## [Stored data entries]
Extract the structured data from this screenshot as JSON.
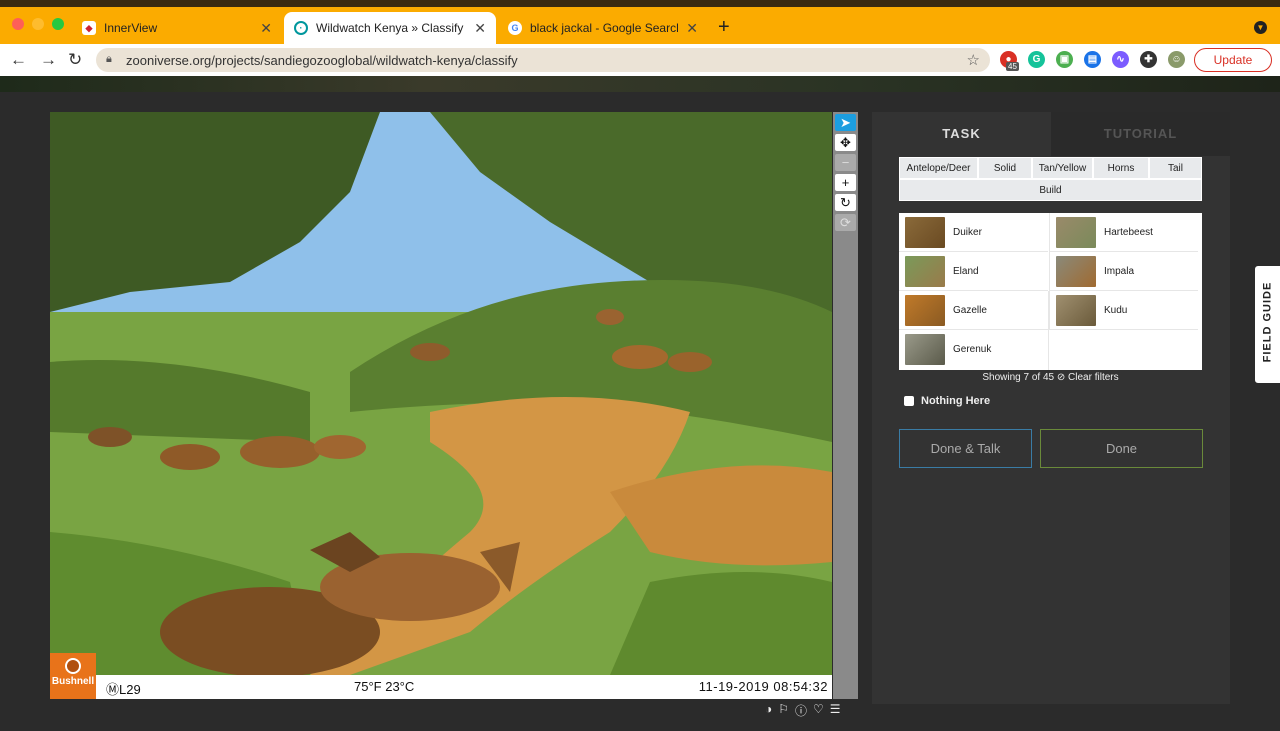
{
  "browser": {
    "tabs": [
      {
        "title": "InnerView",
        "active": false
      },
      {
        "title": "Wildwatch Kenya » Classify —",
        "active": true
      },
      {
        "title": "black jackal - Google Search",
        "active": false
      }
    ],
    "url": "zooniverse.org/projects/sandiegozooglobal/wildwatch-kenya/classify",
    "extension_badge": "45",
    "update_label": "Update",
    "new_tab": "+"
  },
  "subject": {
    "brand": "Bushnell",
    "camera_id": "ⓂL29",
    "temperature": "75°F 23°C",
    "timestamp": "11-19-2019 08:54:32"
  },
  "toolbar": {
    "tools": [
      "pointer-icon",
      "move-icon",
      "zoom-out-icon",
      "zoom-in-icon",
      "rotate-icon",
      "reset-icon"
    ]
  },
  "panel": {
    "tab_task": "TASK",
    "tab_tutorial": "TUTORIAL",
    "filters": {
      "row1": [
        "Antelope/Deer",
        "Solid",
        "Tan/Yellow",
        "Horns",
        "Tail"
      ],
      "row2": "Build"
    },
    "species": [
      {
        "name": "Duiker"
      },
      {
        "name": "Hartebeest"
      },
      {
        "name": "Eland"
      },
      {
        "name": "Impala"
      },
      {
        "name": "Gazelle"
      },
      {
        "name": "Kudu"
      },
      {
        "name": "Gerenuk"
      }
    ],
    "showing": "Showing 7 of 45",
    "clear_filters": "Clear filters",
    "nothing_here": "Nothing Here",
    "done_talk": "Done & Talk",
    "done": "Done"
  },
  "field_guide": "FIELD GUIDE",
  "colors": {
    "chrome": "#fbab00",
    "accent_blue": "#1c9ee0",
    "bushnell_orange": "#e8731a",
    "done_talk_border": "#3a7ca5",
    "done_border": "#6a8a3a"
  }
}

...

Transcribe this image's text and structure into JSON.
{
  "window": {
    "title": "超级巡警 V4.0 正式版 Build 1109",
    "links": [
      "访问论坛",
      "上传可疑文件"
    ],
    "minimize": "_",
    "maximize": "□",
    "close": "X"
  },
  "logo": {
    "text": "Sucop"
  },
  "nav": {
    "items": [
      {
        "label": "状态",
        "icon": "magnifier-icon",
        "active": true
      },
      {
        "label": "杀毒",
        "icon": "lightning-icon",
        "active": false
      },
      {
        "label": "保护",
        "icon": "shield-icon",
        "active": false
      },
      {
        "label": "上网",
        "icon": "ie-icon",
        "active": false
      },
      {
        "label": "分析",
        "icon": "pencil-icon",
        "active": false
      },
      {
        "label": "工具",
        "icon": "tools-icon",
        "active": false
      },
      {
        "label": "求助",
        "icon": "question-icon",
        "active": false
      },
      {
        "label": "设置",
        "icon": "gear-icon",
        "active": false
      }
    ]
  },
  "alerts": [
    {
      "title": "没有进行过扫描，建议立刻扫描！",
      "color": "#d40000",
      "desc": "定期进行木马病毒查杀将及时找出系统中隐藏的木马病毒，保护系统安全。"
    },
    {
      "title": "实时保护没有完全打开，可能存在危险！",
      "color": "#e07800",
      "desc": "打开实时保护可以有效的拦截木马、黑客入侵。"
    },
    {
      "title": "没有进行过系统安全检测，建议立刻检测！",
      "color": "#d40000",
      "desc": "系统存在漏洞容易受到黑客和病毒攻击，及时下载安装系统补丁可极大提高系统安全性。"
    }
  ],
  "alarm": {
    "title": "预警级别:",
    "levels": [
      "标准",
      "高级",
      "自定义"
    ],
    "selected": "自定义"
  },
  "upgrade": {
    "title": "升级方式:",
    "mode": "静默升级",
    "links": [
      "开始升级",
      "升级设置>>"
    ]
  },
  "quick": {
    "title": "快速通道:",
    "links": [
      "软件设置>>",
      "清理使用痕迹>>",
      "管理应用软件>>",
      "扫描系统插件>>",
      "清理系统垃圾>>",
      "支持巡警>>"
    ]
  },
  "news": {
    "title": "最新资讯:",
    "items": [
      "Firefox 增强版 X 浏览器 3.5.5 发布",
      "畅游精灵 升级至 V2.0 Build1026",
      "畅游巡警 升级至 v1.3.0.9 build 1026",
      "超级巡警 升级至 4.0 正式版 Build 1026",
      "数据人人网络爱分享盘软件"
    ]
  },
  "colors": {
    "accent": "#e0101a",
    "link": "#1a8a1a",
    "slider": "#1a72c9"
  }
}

---

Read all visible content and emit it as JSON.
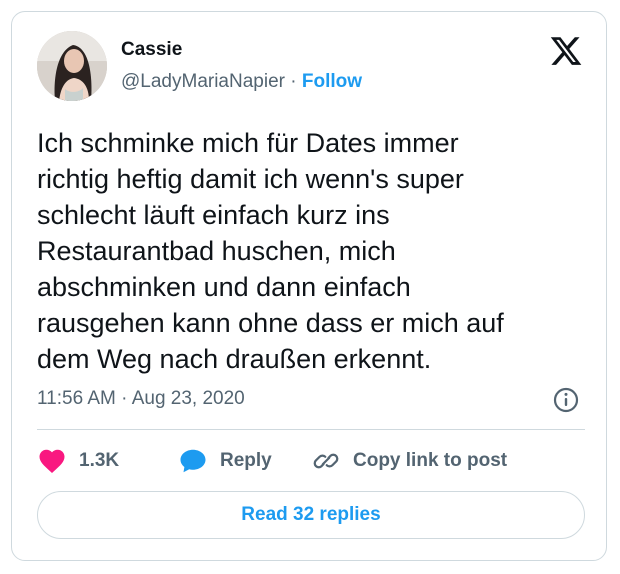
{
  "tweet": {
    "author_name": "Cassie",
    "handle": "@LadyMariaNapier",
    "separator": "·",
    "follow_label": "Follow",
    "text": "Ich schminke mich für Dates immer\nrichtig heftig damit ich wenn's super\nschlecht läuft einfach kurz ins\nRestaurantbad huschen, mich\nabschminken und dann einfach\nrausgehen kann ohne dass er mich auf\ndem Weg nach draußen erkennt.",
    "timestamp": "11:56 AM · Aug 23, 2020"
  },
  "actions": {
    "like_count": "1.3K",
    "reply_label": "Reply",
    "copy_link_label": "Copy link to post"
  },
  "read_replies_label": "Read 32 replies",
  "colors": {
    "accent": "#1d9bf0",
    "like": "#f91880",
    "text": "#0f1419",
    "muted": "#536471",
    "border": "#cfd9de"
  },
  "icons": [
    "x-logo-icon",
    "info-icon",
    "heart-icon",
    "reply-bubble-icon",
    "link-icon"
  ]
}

## [Task objective]
Pull out all lines of the data with the string "Read".

## [Task response]
Read all visible content and emit it as JSON.
  "read_replies_label": "Read 32 replies",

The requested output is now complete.